WHAT IS ASKED – Copy every line in which the string "color" occurs.

DATA IN THIS EXERCISE –
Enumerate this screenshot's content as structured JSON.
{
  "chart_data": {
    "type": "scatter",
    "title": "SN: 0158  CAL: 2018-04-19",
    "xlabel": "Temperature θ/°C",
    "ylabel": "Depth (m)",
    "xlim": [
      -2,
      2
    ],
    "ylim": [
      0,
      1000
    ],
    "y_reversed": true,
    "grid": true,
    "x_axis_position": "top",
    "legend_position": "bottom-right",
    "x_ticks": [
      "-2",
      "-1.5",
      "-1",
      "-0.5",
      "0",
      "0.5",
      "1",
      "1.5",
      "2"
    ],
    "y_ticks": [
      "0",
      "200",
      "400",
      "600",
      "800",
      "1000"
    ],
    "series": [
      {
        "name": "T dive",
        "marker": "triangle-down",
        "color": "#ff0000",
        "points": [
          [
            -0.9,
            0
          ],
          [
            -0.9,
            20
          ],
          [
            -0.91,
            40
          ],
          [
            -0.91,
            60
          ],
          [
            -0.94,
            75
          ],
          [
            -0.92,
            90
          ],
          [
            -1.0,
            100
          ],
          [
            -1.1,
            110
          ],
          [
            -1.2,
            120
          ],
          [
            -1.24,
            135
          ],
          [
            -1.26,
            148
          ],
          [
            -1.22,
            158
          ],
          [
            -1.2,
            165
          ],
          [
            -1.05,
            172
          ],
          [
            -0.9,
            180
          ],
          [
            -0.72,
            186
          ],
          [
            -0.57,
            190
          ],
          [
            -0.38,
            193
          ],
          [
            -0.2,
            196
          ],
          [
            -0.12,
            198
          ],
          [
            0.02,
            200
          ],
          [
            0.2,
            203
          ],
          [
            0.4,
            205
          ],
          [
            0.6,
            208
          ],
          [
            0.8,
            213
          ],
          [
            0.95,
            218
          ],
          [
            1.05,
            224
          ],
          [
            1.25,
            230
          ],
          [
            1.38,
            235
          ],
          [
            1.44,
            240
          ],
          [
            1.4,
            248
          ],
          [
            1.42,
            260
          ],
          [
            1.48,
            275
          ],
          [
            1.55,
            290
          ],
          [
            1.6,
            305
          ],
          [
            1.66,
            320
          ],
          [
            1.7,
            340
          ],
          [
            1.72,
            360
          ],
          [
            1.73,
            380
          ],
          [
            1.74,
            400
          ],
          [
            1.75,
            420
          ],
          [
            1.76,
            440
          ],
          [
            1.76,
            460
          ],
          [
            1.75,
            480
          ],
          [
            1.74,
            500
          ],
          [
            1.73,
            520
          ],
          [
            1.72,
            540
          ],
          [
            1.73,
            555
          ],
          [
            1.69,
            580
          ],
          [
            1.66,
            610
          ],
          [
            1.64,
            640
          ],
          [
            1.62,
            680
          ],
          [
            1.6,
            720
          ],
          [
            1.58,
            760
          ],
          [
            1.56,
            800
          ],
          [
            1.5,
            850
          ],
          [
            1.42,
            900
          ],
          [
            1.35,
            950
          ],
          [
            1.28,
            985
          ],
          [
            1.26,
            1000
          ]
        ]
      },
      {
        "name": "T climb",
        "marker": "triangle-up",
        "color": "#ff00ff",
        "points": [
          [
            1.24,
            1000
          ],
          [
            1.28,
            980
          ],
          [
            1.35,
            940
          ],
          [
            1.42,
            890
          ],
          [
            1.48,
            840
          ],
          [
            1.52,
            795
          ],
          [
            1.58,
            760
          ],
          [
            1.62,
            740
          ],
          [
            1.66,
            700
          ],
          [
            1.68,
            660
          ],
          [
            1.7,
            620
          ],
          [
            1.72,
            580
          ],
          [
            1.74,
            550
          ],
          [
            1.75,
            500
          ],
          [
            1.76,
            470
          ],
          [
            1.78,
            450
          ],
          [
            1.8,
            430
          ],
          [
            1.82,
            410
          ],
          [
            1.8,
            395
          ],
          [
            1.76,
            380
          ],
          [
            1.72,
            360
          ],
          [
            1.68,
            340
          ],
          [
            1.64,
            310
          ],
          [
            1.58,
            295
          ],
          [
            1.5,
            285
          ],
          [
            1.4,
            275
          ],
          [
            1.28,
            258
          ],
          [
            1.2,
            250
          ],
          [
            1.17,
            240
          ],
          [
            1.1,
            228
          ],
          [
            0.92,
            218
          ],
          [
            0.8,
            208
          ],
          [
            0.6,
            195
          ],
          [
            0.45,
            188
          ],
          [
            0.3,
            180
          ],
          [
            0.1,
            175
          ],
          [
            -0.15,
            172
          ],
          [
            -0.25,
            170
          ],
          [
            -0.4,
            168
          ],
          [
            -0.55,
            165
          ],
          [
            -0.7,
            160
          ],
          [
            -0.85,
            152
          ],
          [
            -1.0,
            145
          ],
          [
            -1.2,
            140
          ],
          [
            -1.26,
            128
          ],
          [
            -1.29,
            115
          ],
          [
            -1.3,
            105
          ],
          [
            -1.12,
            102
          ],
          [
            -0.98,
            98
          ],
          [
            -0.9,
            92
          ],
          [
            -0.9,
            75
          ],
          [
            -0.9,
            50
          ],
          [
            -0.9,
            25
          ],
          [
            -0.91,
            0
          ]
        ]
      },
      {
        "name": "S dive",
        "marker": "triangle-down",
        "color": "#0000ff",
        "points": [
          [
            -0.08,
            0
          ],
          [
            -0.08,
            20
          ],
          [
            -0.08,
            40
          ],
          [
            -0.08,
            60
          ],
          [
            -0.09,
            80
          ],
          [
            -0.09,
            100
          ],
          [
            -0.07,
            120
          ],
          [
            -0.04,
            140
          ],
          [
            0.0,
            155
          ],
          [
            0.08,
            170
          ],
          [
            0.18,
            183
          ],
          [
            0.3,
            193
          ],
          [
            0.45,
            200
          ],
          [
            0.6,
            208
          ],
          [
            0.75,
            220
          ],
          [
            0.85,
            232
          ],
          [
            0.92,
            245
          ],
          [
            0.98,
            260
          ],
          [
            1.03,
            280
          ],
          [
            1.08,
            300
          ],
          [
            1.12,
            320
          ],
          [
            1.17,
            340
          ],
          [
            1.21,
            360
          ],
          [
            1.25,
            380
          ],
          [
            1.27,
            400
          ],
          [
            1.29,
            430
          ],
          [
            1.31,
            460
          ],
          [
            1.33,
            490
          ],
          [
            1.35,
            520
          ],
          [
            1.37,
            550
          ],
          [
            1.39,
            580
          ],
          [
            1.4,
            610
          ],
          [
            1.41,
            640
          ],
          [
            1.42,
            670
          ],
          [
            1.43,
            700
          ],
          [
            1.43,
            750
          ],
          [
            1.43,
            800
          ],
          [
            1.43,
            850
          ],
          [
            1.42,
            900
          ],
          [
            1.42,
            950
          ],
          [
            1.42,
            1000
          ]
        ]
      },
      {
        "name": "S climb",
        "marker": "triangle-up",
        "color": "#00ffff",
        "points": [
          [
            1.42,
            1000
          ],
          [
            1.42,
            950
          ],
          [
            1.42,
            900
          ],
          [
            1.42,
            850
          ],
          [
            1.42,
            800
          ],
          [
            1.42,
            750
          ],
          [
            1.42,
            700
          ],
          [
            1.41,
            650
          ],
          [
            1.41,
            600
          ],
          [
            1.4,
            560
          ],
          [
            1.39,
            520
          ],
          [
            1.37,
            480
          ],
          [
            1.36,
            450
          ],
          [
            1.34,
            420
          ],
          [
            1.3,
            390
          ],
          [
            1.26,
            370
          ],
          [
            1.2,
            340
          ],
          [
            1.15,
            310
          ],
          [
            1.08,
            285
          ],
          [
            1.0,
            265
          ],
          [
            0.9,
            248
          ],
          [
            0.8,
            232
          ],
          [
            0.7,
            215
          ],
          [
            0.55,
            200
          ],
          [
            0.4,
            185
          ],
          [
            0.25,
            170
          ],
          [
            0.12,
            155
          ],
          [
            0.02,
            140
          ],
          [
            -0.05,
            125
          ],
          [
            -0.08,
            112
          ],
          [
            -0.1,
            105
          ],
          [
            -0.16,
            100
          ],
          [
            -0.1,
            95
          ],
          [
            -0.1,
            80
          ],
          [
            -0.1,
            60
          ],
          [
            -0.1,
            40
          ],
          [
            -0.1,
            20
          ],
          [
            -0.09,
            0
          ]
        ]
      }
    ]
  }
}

FULL RESPONSE –
        "color": "#ff0000",
        "color": "#ff00ff",
        "color": "#0000ff",
        "color": "#00ffff",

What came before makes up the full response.